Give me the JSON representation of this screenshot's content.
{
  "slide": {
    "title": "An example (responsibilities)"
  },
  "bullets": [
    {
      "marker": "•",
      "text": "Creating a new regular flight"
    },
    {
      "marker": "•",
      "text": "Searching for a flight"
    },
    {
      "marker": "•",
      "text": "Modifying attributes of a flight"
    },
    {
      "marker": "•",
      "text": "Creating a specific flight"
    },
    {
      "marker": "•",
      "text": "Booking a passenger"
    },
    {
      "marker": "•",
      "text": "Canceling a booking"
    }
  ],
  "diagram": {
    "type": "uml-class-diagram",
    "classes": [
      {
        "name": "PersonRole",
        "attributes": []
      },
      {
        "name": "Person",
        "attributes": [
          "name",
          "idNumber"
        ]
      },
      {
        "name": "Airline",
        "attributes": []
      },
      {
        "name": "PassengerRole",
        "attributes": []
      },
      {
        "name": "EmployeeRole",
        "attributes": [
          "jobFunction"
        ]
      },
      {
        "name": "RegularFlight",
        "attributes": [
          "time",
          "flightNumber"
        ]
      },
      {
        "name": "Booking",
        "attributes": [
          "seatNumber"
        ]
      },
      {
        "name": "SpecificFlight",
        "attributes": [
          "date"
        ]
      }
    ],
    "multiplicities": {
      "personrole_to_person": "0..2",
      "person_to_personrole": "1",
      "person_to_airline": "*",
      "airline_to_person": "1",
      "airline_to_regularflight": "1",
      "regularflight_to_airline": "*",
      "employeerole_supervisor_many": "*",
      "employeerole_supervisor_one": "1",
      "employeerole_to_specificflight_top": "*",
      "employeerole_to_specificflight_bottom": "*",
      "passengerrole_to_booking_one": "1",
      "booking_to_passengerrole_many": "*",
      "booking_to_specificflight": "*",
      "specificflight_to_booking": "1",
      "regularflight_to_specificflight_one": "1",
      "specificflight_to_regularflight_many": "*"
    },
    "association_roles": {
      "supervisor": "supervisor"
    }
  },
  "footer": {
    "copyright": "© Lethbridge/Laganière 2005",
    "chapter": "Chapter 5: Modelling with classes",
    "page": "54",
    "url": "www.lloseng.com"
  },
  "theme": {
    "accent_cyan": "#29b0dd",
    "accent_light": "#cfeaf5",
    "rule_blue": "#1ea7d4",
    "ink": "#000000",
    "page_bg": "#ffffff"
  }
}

Your instructions: Repeat every line of the material exactly as given.

Result of this task:
Give me the JSON representation of this screenshot's content.
{
  "slide": {
    "title": "An example (responsibilities)"
  },
  "bullets": [
    {
      "marker": "•",
      "text": "Creating a new regular flight"
    },
    {
      "marker": "•",
      "text": "Searching for a flight"
    },
    {
      "marker": "•",
      "text": "Modifying attributes of a flight"
    },
    {
      "marker": "•",
      "text": "Creating a specific flight"
    },
    {
      "marker": "•",
      "text": "Booking a passenger"
    },
    {
      "marker": "•",
      "text": "Canceling a booking"
    }
  ],
  "diagram": {
    "type": "uml-class-diagram",
    "classes": [
      {
        "name": "PersonRole",
        "attributes": []
      },
      {
        "name": "Person",
        "attributes": [
          "name",
          "idNumber"
        ]
      },
      {
        "name": "Airline",
        "attributes": []
      },
      {
        "name": "PassengerRole",
        "attributes": []
      },
      {
        "name": "EmployeeRole",
        "attributes": [
          "jobFunction"
        ]
      },
      {
        "name": "RegularFlight",
        "attributes": [
          "time",
          "flightNumber"
        ]
      },
      {
        "name": "Booking",
        "attributes": [
          "seatNumber"
        ]
      },
      {
        "name": "SpecificFlight",
        "attributes": [
          "date"
        ]
      }
    ],
    "multiplicities": {
      "personrole_to_person": "0..2",
      "person_to_personrole": "1",
      "person_to_airline": "*",
      "airline_to_person": "1",
      "airline_to_regularflight": "1",
      "regularflight_to_airline": "*",
      "employeerole_supervisor_many": "*",
      "employeerole_supervisor_one": "1",
      "employeerole_to_specificflight_top": "*",
      "employeerole_to_specificflight_bottom": "*",
      "passengerrole_to_booking_one": "1",
      "booking_to_passengerrole_many": "*",
      "booking_to_specificflight": "*",
      "specificflight_to_booking": "1",
      "regularflight_to_specificflight_one": "1",
      "specificflight_to_regularflight_many": "*"
    },
    "association_roles": {
      "supervisor": "supervisor"
    }
  },
  "footer": {
    "copyright": "© Lethbridge/Laganière 2005",
    "chapter": "Chapter 5: Modelling with classes",
    "page": "54",
    "url": "www.lloseng.com"
  },
  "theme": {
    "accent_cyan": "#29b0dd",
    "accent_light": "#cfeaf5",
    "rule_blue": "#1ea7d4",
    "ink": "#000000",
    "page_bg": "#ffffff"
  }
}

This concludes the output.